##### Information supplied #####
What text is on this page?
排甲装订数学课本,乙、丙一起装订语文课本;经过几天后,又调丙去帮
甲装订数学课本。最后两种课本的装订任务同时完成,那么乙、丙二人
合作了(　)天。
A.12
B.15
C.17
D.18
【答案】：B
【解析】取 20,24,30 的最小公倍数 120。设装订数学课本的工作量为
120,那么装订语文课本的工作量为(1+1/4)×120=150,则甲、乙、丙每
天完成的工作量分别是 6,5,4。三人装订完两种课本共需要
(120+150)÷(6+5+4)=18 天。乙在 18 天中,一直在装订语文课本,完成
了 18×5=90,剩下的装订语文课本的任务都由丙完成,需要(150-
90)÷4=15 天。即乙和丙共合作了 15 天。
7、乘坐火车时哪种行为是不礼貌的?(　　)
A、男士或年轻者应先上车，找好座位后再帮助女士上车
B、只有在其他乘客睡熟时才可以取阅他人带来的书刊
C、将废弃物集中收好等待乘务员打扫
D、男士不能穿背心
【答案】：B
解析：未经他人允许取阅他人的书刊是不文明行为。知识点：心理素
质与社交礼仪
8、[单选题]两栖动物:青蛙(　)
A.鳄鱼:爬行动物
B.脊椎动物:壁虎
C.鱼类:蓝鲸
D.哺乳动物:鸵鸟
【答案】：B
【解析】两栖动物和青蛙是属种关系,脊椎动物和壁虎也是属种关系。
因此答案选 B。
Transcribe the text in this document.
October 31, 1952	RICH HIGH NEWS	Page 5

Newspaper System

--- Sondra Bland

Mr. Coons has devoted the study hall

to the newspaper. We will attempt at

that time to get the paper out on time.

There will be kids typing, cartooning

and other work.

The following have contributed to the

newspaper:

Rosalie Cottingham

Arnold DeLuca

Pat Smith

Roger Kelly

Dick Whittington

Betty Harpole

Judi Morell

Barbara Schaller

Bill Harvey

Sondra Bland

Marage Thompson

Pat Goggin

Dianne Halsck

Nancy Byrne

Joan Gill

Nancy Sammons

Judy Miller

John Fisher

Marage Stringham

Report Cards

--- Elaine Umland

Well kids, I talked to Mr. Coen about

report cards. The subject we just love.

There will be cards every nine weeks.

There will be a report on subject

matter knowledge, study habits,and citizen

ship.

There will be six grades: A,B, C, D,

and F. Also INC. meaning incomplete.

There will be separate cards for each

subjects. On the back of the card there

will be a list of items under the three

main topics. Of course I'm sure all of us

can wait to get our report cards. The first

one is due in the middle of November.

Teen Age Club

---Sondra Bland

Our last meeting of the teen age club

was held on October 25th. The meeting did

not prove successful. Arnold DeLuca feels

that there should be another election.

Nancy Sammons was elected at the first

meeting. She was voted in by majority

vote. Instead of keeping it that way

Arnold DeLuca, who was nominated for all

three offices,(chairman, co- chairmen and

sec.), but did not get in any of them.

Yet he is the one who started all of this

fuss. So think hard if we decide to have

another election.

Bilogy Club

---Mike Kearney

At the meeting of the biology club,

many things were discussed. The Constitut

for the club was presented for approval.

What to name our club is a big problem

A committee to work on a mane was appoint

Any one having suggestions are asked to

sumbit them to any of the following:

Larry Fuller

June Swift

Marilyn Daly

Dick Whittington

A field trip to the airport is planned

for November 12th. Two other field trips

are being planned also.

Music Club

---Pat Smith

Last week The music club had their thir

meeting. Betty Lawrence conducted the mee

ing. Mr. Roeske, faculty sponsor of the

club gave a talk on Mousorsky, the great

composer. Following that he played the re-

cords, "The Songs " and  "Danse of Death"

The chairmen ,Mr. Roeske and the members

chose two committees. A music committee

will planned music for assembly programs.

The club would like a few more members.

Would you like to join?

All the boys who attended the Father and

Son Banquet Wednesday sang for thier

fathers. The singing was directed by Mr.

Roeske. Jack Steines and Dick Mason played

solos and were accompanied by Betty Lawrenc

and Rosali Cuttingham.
#####
Exercise directions: Generate an exact reproduction of all entries.

Result of this exercise:
What text is on this page?
排甲装订数学课本,乙、丙一起装订语文课本;经过几天后,又调丙去帮
甲装订数学课本。最后两种课本的装订任务同时完成,那么乙、丙二人
合作了(　)天。
A.12
B.15
C.17
D.18
【答案】：B
【解析】取 20,24,30 的最小公倍数 120。设装订数学课本的工作量为
120,那么装订语文课本的工作量为(1+1/4)×120=150,则甲、乙、丙每
天完成的工作量分别是 6,5,4。三人装订完两种课本共需要
(120+150)÷(6+5+4)=18 天。乙在 18 天中,一直在装订语文课本,完成
了 18×5=90,剩下的装订语文课本的任务都由丙完成,需要(150-
90)÷4=15 天。即乙和丙共合作了 15 天。
7、乘坐火车时哪种行为是不礼貌的?(　　)
A、男士或年轻者应先上车，找好座位后再帮助女士上车
B、只有在其他乘客睡熟时才可以取阅他人带来的书刊
C、将废弃物集中收好等待乘务员打扫
D、男士不能穿背心
【答案】：B
解析：未经他人允许取阅他人的书刊是不文明行为。知识点：心理素
质与社交礼仪
8、[单选题]两栖动物:青蛙(　)
A.鳄鱼:爬行动物
B.脊椎动物:壁虎
C.鱼类:蓝鲸
D.哺乳动物:鸵鸟
【答案】：B
【解析】两栖动物和青蛙是属种关系,脊椎动物和壁虎也是属种关系。
因此答案选 B。
Transcribe the text in this document.
October 31, 1952	RICH HIGH NEWS	Page 5

Newspaper System

--- Sondra Bland

Mr. Coons has devoted the study hall

to the newspaper. We will attempt at

that time to get the paper out on time.

There will be kids typing, cartooning

and other work.

The following have contributed to the

newspaper:

Rosalie Cottingham

Arnold DeLuca

Pat Smith

Roger Kelly

Dick Whittington

Betty Harpole

Judi Morell

Barbara Schaller

Bill Harvey

Sondra Bland

Marage Thompson

Pat Goggin

Dianne Halsck

Nancy Byrne

Joan Gill

Nancy Sammons

Judy Miller

John Fisher

Marage Stringham

Report Cards

--- Elaine Umland

Well kids, I talked to Mr. Coen about

report cards. The subject we just love.

There will be cards every nine weeks.

There will be a report on subject

matter knowledge, study habits,and citizen

ship.

There will be six grades: A,B, C, D,

and F. Also INC. meaning incomplete.

There will be separate cards for each

subjects. On the back of the card there

will be a list of items under the three

main topics. Of course I'm sure all of us

can wait to get our report cards. The first

one is due in the middle of November.

Teen Age Club

---Sondra Bland

Our last meeting of the teen age club

was held on October 25th. The meeting did

not prove successful. Arnold DeLuca feels

that there should be another election.

Nancy Sammons was elected at the first

meeting. She was voted in by majority

vote. Instead of keeping it that way

Arnold DeLuca, who was nominated for all

three offices,(chairman, co- chairmen and

sec.), but did not get in any of them.

Yet he is the one who started all of this

fuss. So think hard if we decide to have

another election.

Bilogy Club

---Mike Kearney

At the meeting of the biology club,

many things were discussed. The Constitut

for the club was presented for approval.

What to name our club is a big problem

A committee to work on a mane was appoint

Any one having suggestions are asked to

sumbit them to any of the following:

Larry Fuller

June Swift

Marilyn Daly

Dick Whittington

A field trip to the airport is planned

for November 12th. Two other field trips

are being planned also.

Music Club

---Pat Smith

Last week The music club had their thir

meeting. Betty Lawrence conducted the mee

ing. Mr. Roeske, faculty sponsor of the

club gave a talk on Mousorsky, the great

composer. Following that he played the re-

cords, "The Songs " and  "Danse of Death"

The chairmen ,Mr. Roeske and the members

chose two committees. A music committee

will planned music for assembly programs.

The club would like a few more members.

Would you like to join?

All the boys who attended the Father and

Son Banquet Wednesday sang for thier

fathers. The singing was directed by Mr.

Roeske. Jack Steines and Dick Mason played

solos and were accompanied by Betty Lawrenc

and Rosali Cuttingham.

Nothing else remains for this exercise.